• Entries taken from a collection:
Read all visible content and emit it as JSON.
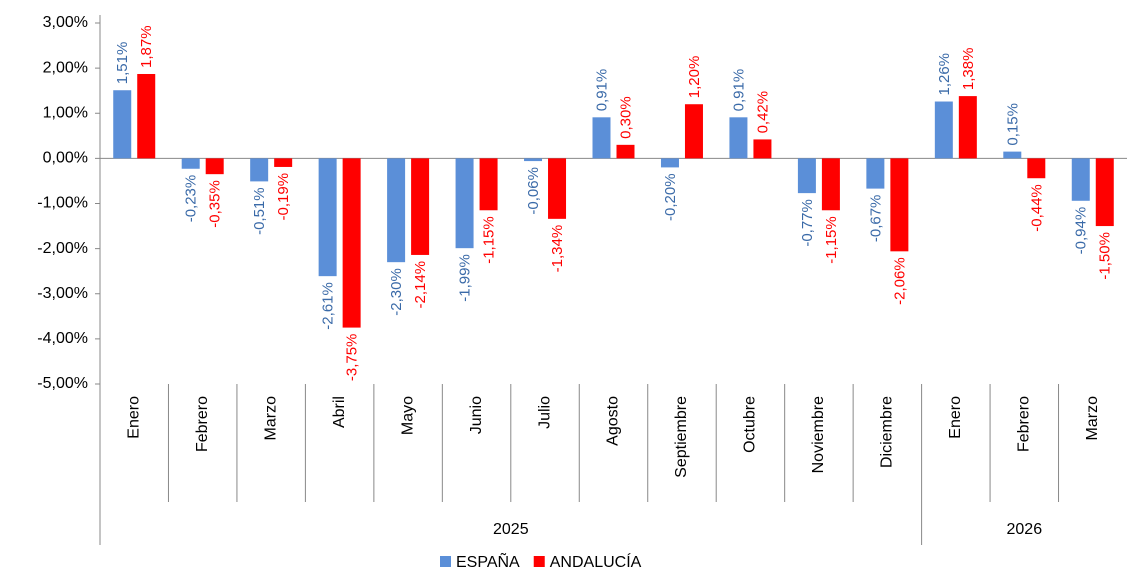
{
  "chart_data": {
    "type": "bar",
    "categories": [
      "Enero",
      "Febrero",
      "Marzo",
      "Abril",
      "Mayo",
      "Junio",
      "Julio",
      "Agosto",
      "Septiembre",
      "Octubre",
      "Noviembre",
      "Diciembre",
      "Enero",
      "Febrero",
      "Marzo"
    ],
    "groups": [
      {
        "name": "2025",
        "count": 12
      },
      {
        "name": "2026",
        "count": 3
      }
    ],
    "series": [
      {
        "name": "ESPAÑA",
        "color": "#5b8fd8",
        "label_color": "#3a6aa8",
        "values": [
          1.51,
          -0.23,
          -0.51,
          -2.61,
          -2.3,
          -1.99,
          -0.06,
          0.91,
          -0.2,
          0.91,
          -0.77,
          -0.67,
          1.26,
          0.15,
          -0.94
        ],
        "value_labels": [
          "1,51%",
          "-0,23%",
          "-0,51%",
          "-2,61%",
          "-2,30%",
          "-1,99%",
          "-0,06%",
          "0,91%",
          "-0,20%",
          "0,91%",
          "-0,77%",
          "-0,67%",
          "1,26%",
          "0,15%",
          "-0,94%"
        ]
      },
      {
        "name": "ANDALUCÍA",
        "color": "#ff0000",
        "label_color": "#ff0000",
        "values": [
          1.87,
          -0.35,
          -0.19,
          -3.75,
          -2.14,
          -1.15,
          -1.34,
          0.3,
          1.2,
          0.42,
          -1.15,
          -2.06,
          1.38,
          -0.44,
          -1.5
        ],
        "value_labels": [
          "1,87%",
          "-0,35%",
          "-0,19%",
          "-3,75%",
          "-2,14%",
          "-1,15%",
          "-1,34%",
          "0,30%",
          "1,20%",
          "0,42%",
          "-1,15%",
          "-2,06%",
          "1,38%",
          "-0,44%",
          "-1,50%"
        ]
      }
    ],
    "ylim": [
      -5,
      3
    ],
    "yticks": [
      {
        "value": -5,
        "label": "-5,00%"
      },
      {
        "value": -4,
        "label": "-4,00%"
      },
      {
        "value": -3,
        "label": "-3,00%"
      },
      {
        "value": -2,
        "label": "-2,00%"
      },
      {
        "value": -1,
        "label": "-1,00%"
      },
      {
        "value": 0,
        "label": "0,00%"
      },
      {
        "value": 1,
        "label": "1,00%"
      },
      {
        "value": 2,
        "label": "2,00%"
      },
      {
        "value": 3,
        "label": "3,00%"
      }
    ],
    "grid": false,
    "legend": "bottom"
  }
}
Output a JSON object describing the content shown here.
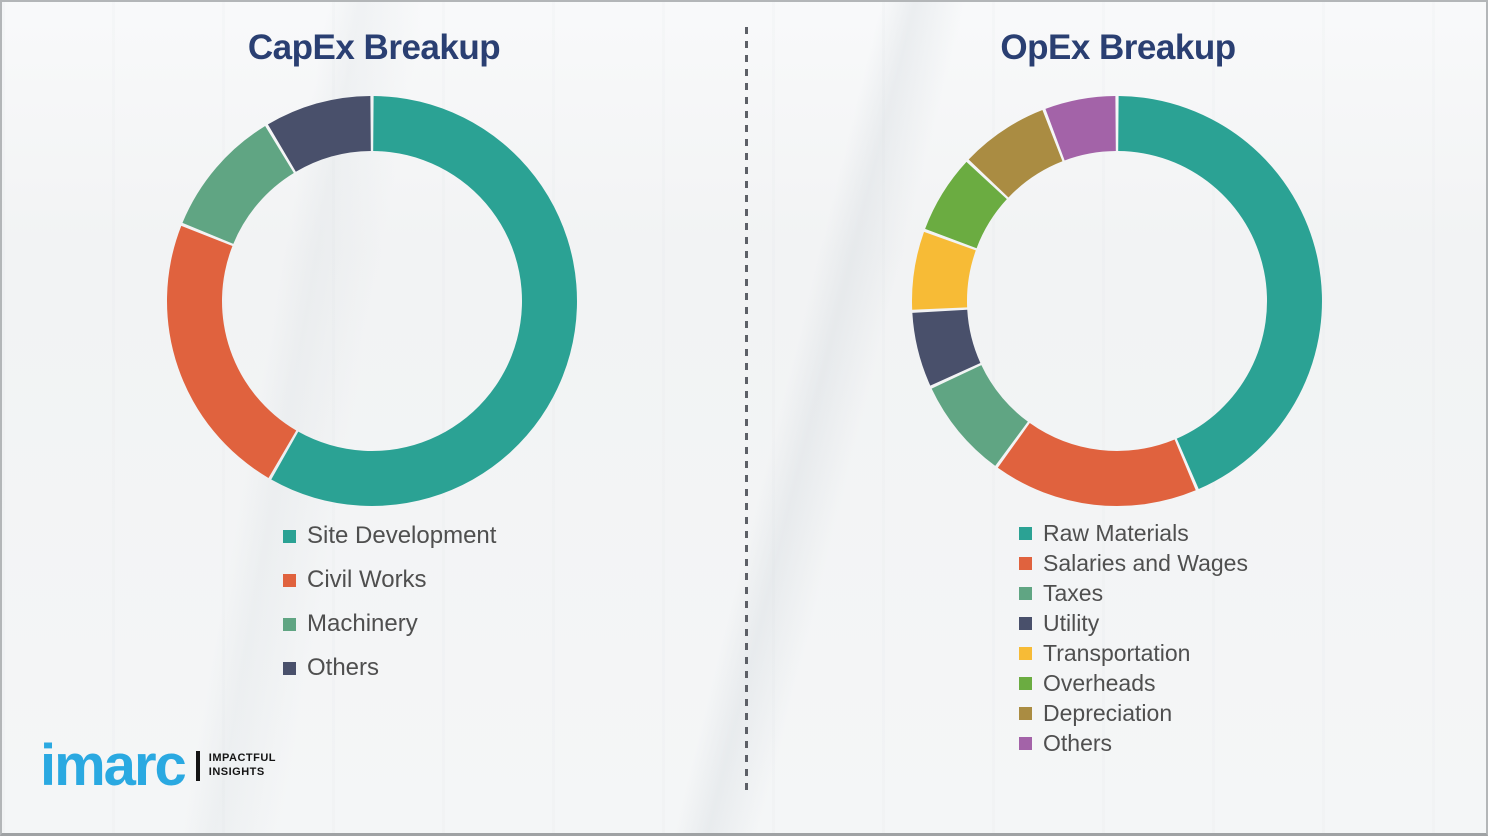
{
  "page": {
    "background_color": "#f2f3f4",
    "border_color": "#b3b6b8",
    "divider": "vertical-dashed-line",
    "divider_color": "#5d6067"
  },
  "chart_data": [
    {
      "type": "donut",
      "title": "CapEx Breakup",
      "title_color": "#2A3F72",
      "categories": [
        "Site Development",
        "Civil Works",
        "Machinery",
        "Others"
      ],
      "values": [
        58.3,
        22.8,
        10.3,
        8.6
      ],
      "unit": "percent (estimated from arc angles, no data labels shown)",
      "segment_degrees": [
        210,
        82,
        37,
        31
      ],
      "colors": [
        "#2BA294",
        "#E0623E",
        "#60A583",
        "#49506B"
      ],
      "start_angle": "12 o'clock, clockwise",
      "legend_position": "below chart, left aligned"
    },
    {
      "type": "donut",
      "title": "OpEx Breakup",
      "title_color": "#2A3F72",
      "categories": [
        "Raw Materials",
        "Salaries and Wages",
        "Taxes",
        "Utility",
        "Transportation",
        "Overheads",
        "Depreciation",
        "Others"
      ],
      "values": [
        43.6,
        16.4,
        8.1,
        6.1,
        6.4,
        6.4,
        7.2,
        5.8
      ],
      "unit": "percent (estimated from arc angles, no data labels shown)",
      "segment_degrees": [
        157,
        59,
        29,
        22,
        23,
        23,
        26,
        21
      ],
      "colors": [
        "#2BA294",
        "#E0623E",
        "#60A583",
        "#49506B",
        "#F7BB36",
        "#6BAC41",
        "#AA8C42",
        "#A363A8"
      ],
      "start_angle": "12 o'clock, clockwise",
      "legend_position": "below chart, left aligned"
    }
  ],
  "branding": {
    "logo_text": "imarc",
    "logo_color": "#2AA9E1",
    "tagline_line1": "IMPACTFUL",
    "tagline_line2": "INSIGHTS",
    "tagline_color": "#141414"
  }
}
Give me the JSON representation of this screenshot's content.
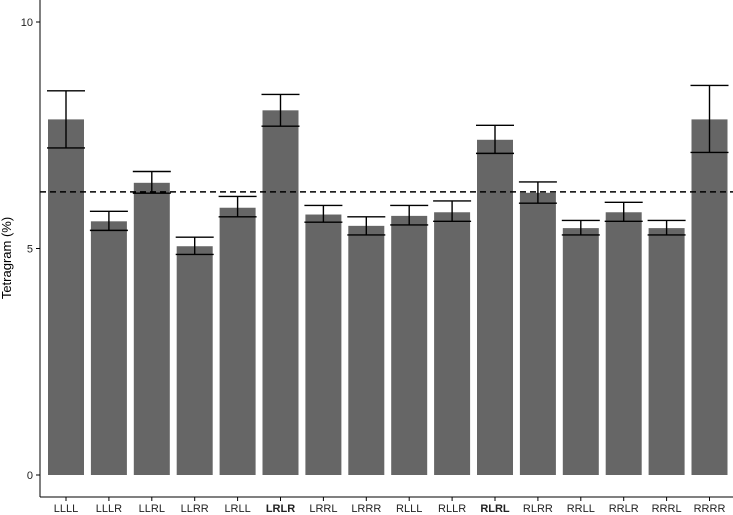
{
  "chart_data": {
    "type": "bar",
    "title": "",
    "xlabel": "",
    "ylabel": "Tetragram (%)",
    "ylim": [
      0,
      10
    ],
    "yticks": [
      0,
      5,
      10
    ],
    "grid": false,
    "categories": [
      "LLLL",
      "LLLR",
      "LLRL",
      "LLRR",
      "LRLL",
      "LRLR",
      "LRRL",
      "LRRR",
      "RLLL",
      "RLLR",
      "RLRL",
      "RLRR",
      "RRLL",
      "RRLR",
      "RRRL",
      "RRRR"
    ],
    "bold_categories": [
      "LRLR",
      "RLRL"
    ],
    "values": [
      7.85,
      5.6,
      6.45,
      5.05,
      5.9,
      8.05,
      5.75,
      5.5,
      5.72,
      5.8,
      7.4,
      6.23,
      5.45,
      5.8,
      5.45,
      7.85
    ],
    "error_low": [
      7.22,
      5.4,
      6.22,
      4.87,
      5.7,
      7.7,
      5.58,
      5.3,
      5.52,
      5.6,
      7.1,
      6.0,
      5.3,
      5.6,
      5.3,
      7.12
    ],
    "error_high": [
      8.48,
      5.82,
      6.7,
      5.25,
      6.15,
      8.4,
      5.95,
      5.7,
      5.95,
      6.05,
      7.72,
      6.47,
      5.62,
      6.02,
      5.62,
      8.6
    ],
    "reference_line": 6.25,
    "colors": {
      "bar": "#666666",
      "error_bar": "#000000",
      "reference_line": "#000000",
      "axis": "#000000",
      "background": "#ffffff"
    }
  }
}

• What is required:
In this exercise, set down all of the data exactly, without the pictures.

• Correct output:
Read all visible content and emit it as JSON.
{
  "chart_data": {
    "type": "bar",
    "categories": [
      "Enero",
      "Febrero",
      "Marzo",
      "Abril",
      "Mayo",
      "Junio",
      "Julio",
      "Agosto",
      "Septiembre",
      "Octubre",
      "Noviembre",
      "Diciembre",
      "Enero",
      "Febrero",
      "Marzo"
    ],
    "groups": [
      {
        "name": "2025",
        "count": 12
      },
      {
        "name": "2026",
        "count": 3
      }
    ],
    "series": [
      {
        "name": "ESPAÑA",
        "color": "#5b8fd8",
        "label_color": "#3a6aa8",
        "values": [
          1.51,
          -0.23,
          -0.51,
          -2.61,
          -2.3,
          -1.99,
          -0.06,
          0.91,
          -0.2,
          0.91,
          -0.77,
          -0.67,
          1.26,
          0.15,
          -0.94
        ],
        "value_labels": [
          "1,51%",
          "-0,23%",
          "-0,51%",
          "-2,61%",
          "-2,30%",
          "-1,99%",
          "-0,06%",
          "0,91%",
          "-0,20%",
          "0,91%",
          "-0,77%",
          "-0,67%",
          "1,26%",
          "0,15%",
          "-0,94%"
        ]
      },
      {
        "name": "ANDALUCÍA",
        "color": "#ff0000",
        "label_color": "#ff0000",
        "values": [
          1.87,
          -0.35,
          -0.19,
          -3.75,
          -2.14,
          -1.15,
          -1.34,
          0.3,
          1.2,
          0.42,
          -1.15,
          -2.06,
          1.38,
          -0.44,
          -1.5
        ],
        "value_labels": [
          "1,87%",
          "-0,35%",
          "-0,19%",
          "-3,75%",
          "-2,14%",
          "-1,15%",
          "-1,34%",
          "0,30%",
          "1,20%",
          "0,42%",
          "-1,15%",
          "-2,06%",
          "1,38%",
          "-0,44%",
          "-1,50%"
        ]
      }
    ],
    "ylim": [
      -5,
      3
    ],
    "yticks": [
      {
        "value": -5,
        "label": "-5,00%"
      },
      {
        "value": -4,
        "label": "-4,00%"
      },
      {
        "value": -3,
        "label": "-3,00%"
      },
      {
        "value": -2,
        "label": "-2,00%"
      },
      {
        "value": -1,
        "label": "-1,00%"
      },
      {
        "value": 0,
        "label": "0,00%"
      },
      {
        "value": 1,
        "label": "1,00%"
      },
      {
        "value": 2,
        "label": "2,00%"
      },
      {
        "value": 3,
        "label": "3,00%"
      }
    ],
    "grid": false,
    "legend": "bottom"
  }
}
Output a JSON object describing the content shown here.
{
  "page": {
    "background_color": "#f2f3f4",
    "border_color": "#b3b6b8",
    "divider": "vertical-dashed-line",
    "divider_color": "#5d6067"
  },
  "chart_data": [
    {
      "type": "donut",
      "title": "CapEx Breakup",
      "title_color": "#2A3F72",
      "categories": [
        "Site Development",
        "Civil Works",
        "Machinery",
        "Others"
      ],
      "values": [
        58.3,
        22.8,
        10.3,
        8.6
      ],
      "unit": "percent (estimated from arc angles, no data labels shown)",
      "segment_degrees": [
        210,
        82,
        37,
        31
      ],
      "colors": [
        "#2BA294",
        "#E0623E",
        "#60A583",
        "#49506B"
      ],
      "start_angle": "12 o'clock, clockwise",
      "legend_position": "below chart, left aligned"
    },
    {
      "type": "donut",
      "title": "OpEx Breakup",
      "title_color": "#2A3F72",
      "categories": [
        "Raw Materials",
        "Salaries and Wages",
        "Taxes",
        "Utility",
        "Transportation",
        "Overheads",
        "Depreciation",
        "Others"
      ],
      "values": [
        43.6,
        16.4,
        8.1,
        6.1,
        6.4,
        6.4,
        7.2,
        5.8
      ],
      "unit": "percent (estimated from arc angles, no data labels shown)",
      "segment_degrees": [
        157,
        59,
        29,
        22,
        23,
        23,
        26,
        21
      ],
      "colors": [
        "#2BA294",
        "#E0623E",
        "#60A583",
        "#49506B",
        "#F7BB36",
        "#6BAC41",
        "#AA8C42",
        "#A363A8"
      ],
      "start_angle": "12 o'clock, clockwise",
      "legend_position": "below chart, left aligned"
    }
  ],
  "branding": {
    "logo_text": "imarc",
    "logo_color": "#2AA9E1",
    "tagline_line1": "IMPACTFUL",
    "tagline_line2": "INSIGHTS",
    "tagline_color": "#141414"
  }
}
Give me the JSON representation of this screenshot's content.
{
  "chart_data": {
    "type": "bar",
    "title": "",
    "xlabel": "",
    "ylabel": "Tetragram (%)",
    "ylim": [
      0,
      10
    ],
    "yticks": [
      0,
      5,
      10
    ],
    "grid": false,
    "categories": [
      "LLLL",
      "LLLR",
      "LLRL",
      "LLRR",
      "LRLL",
      "LRLR",
      "LRRL",
      "LRRR",
      "RLLL",
      "RLLR",
      "RLRL",
      "RLRR",
      "RRLL",
      "RRLR",
      "RRRL",
      "RRRR"
    ],
    "bold_categories": [
      "LRLR",
      "RLRL"
    ],
    "values": [
      7.85,
      5.6,
      6.45,
      5.05,
      5.9,
      8.05,
      5.75,
      5.5,
      5.72,
      5.8,
      7.4,
      6.23,
      5.45,
      5.8,
      5.45,
      7.85
    ],
    "error_low": [
      7.22,
      5.4,
      6.22,
      4.87,
      5.7,
      7.7,
      5.58,
      5.3,
      5.52,
      5.6,
      7.1,
      6.0,
      5.3,
      5.6,
      5.3,
      7.12
    ],
    "error_high": [
      8.48,
      5.82,
      6.7,
      5.25,
      6.15,
      8.4,
      5.95,
      5.7,
      5.95,
      6.05,
      7.72,
      6.47,
      5.62,
      6.02,
      5.62,
      8.6
    ],
    "reference_line": 6.25,
    "colors": {
      "bar": "#666666",
      "error_bar": "#000000",
      "reference_line": "#000000",
      "axis": "#000000",
      "background": "#ffffff"
    }
  }
}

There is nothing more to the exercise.